* [REQUIREMENTS]
Could you repeat the records below exactly, leaving out any pictures?

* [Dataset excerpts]
◇ ◇ ◇ ◇

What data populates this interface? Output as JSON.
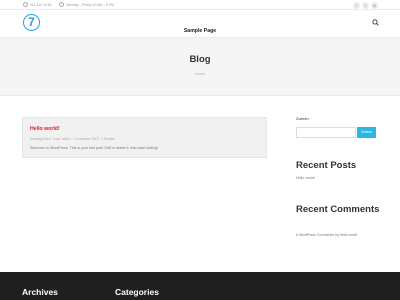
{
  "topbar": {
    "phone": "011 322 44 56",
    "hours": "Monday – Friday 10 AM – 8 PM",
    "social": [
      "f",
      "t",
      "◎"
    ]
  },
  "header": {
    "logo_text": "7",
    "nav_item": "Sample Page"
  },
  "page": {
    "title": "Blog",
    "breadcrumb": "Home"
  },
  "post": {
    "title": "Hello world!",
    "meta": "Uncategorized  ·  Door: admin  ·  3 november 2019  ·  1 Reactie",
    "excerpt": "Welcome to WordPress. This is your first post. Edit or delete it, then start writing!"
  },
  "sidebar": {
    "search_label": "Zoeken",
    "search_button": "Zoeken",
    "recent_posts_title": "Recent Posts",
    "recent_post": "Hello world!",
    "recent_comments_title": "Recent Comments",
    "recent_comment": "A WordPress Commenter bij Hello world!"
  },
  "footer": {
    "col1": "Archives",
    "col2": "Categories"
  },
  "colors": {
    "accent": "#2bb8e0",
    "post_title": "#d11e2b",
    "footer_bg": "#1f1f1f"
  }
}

◇ ◇ ◇ ◇

* [SOLUTION FOR THIS PROBLEM]
What data populates this interface? Output as JSON.
{
  "topbar": {
    "phone": "011 322 44 56",
    "hours": "Monday – Friday 10 AM – 8 PM",
    "social": [
      "f",
      "t",
      "◎"
    ]
  },
  "header": {
    "logo_text": "7",
    "nav_item": "Sample Page"
  },
  "page": {
    "title": "Blog",
    "breadcrumb": "Home"
  },
  "post": {
    "title": "Hello world!",
    "meta": "Uncategorized  ·  Door: admin  ·  3 november 2019  ·  1 Reactie",
    "excerpt": "Welcome to WordPress. This is your first post. Edit or delete it, then start writing!"
  },
  "sidebar": {
    "search_label": "Zoeken",
    "search_button": "Zoeken",
    "recent_posts_title": "Recent Posts",
    "recent_post": "Hello world!",
    "recent_comments_title": "Recent Comments",
    "recent_comment": "A WordPress Commenter bij Hello world!"
  },
  "footer": {
    "col1": "Archives",
    "col2": "Categories"
  },
  "colors": {
    "accent": "#2bb8e0",
    "post_title": "#d11e2b",
    "footer_bg": "#1f1f1f"
  }
}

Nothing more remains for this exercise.